───── Supplied data ─────

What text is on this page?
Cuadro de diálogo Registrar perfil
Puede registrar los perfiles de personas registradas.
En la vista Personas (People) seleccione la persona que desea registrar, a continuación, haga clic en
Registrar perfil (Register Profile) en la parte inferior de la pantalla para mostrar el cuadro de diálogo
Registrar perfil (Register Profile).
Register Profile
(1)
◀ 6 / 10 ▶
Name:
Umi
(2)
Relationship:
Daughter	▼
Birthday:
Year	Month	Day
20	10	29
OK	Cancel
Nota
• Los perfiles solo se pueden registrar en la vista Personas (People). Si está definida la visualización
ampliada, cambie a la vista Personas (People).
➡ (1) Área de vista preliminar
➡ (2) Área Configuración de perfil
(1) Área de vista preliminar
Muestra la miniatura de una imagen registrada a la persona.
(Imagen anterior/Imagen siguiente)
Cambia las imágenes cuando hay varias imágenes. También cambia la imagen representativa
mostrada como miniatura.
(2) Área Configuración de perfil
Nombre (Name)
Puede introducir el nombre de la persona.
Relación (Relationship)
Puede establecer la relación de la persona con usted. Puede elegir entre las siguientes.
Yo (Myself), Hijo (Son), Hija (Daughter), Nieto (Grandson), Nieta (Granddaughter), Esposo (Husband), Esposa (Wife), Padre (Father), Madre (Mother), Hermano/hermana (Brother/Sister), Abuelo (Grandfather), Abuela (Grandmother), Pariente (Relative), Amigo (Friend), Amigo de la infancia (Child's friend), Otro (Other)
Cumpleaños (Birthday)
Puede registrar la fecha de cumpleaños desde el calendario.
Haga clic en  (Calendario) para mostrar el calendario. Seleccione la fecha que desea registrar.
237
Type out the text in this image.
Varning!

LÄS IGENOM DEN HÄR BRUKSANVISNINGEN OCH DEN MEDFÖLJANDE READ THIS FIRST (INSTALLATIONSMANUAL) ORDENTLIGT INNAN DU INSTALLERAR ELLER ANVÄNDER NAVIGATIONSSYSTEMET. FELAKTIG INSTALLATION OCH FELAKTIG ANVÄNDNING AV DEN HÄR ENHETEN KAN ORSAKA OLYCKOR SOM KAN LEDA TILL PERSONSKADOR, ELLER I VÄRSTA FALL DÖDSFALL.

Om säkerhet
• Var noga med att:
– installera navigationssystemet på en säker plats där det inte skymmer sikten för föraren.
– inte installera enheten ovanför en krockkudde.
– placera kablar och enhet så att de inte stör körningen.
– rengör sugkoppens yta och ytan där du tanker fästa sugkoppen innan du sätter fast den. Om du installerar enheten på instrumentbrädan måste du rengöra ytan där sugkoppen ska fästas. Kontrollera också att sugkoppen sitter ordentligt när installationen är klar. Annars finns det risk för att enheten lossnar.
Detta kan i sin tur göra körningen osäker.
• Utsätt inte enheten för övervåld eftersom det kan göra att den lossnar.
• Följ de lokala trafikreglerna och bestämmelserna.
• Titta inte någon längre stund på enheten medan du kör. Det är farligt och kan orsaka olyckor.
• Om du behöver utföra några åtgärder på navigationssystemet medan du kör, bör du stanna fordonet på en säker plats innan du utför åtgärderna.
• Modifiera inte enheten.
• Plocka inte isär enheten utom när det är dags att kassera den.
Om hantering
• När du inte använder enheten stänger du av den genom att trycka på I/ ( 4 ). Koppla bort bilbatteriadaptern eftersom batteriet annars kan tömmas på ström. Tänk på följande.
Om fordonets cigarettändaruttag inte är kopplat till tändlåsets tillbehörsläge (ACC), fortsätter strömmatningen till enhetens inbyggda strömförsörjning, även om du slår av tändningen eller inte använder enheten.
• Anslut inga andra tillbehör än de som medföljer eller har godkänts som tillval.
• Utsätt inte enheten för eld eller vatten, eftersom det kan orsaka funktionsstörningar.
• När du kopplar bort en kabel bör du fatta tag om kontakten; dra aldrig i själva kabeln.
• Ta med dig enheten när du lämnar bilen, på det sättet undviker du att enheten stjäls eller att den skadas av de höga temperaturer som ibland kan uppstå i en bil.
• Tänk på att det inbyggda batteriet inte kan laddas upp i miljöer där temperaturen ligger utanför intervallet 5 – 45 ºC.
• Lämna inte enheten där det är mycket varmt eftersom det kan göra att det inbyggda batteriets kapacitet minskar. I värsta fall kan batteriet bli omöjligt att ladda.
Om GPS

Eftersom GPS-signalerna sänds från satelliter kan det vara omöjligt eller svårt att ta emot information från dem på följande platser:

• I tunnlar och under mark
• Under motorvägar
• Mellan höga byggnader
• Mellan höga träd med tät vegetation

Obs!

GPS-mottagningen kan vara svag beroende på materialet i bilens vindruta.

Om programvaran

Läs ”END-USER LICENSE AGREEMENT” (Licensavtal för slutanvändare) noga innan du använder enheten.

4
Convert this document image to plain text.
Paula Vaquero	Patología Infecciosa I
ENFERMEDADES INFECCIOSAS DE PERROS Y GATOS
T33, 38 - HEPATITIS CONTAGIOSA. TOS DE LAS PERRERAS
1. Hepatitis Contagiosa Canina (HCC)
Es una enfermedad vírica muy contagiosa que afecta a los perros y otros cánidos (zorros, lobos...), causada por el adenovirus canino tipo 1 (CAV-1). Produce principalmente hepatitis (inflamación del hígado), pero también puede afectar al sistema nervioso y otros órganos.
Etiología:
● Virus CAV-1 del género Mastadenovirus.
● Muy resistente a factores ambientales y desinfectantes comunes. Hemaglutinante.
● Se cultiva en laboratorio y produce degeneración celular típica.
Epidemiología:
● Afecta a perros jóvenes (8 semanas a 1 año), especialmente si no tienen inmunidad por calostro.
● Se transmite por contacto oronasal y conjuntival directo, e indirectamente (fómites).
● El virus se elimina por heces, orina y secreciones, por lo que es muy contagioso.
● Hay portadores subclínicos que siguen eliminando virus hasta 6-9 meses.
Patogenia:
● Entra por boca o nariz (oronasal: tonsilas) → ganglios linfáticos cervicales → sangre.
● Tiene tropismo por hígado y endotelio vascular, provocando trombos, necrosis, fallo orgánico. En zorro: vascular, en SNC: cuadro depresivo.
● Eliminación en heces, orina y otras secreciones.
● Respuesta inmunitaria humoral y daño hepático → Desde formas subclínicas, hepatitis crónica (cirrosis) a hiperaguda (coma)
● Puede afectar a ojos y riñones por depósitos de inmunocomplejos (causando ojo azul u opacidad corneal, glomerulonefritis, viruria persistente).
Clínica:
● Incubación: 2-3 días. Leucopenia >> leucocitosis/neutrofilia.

─────

● **Task**: Return precisely the lines of the records, starting with the line that holds "Convert this document image to plain text." and ending with the last one.

● **Task result**:
Convert this document image to plain text.
Paula Vaquero	Patología Infecciosa I
ENFERMEDADES INFECCIOSAS DE PERROS Y GATOS
T33, 38 - HEPATITIS CONTAGIOSA. TOS DE LAS PERRERAS
1. Hepatitis Contagiosa Canina (HCC)
Es una enfermedad vírica muy contagiosa que afecta a los perros y otros cánidos (zorros, lobos...), causada por el adenovirus canino tipo 1 (CAV-1). Produce principalmente hepatitis (inflamación del hígado), pero también puede afectar al sistema nervioso y otros órganos.
Etiología:
● Virus CAV-1 del género Mastadenovirus.
● Muy resistente a factores ambientales y desinfectantes comunes. Hemaglutinante.
● Se cultiva en laboratorio y produce degeneración celular típica.
Epidemiología:
● Afecta a perros jóvenes (8 semanas a 1 año), especialmente si no tienen inmunidad por calostro.
● Se transmite por contacto oronasal y conjuntival directo, e indirectamente (fómites).
● El virus se elimina por heces, orina y secreciones, por lo que es muy contagioso.
● Hay portadores subclínicos que siguen eliminando virus hasta 6-9 meses.
Patogenia:
● Entra por boca o nariz (oronasal: tonsilas) → ganglios linfáticos cervicales → sangre.
● Tiene tropismo por hígado y endotelio vascular, provocando trombos, necrosis, fallo orgánico. En zorro: vascular, en SNC: cuadro depresivo.
● Eliminación en heces, orina y otras secreciones.
● Respuesta inmunitaria humoral y daño hepático → Desde formas subclínicas, hepatitis crónica (cirrosis) a hiperaguda (coma)
● Puede afectar a ojos y riñones por depósitos de inmunocomplejos (causando ojo azul u opacidad corneal, glomerulonefritis, viruria persistente).
Clínica:
● Incubación: 2-3 días. Leucopenia >> leucocitosis/neutrofilia.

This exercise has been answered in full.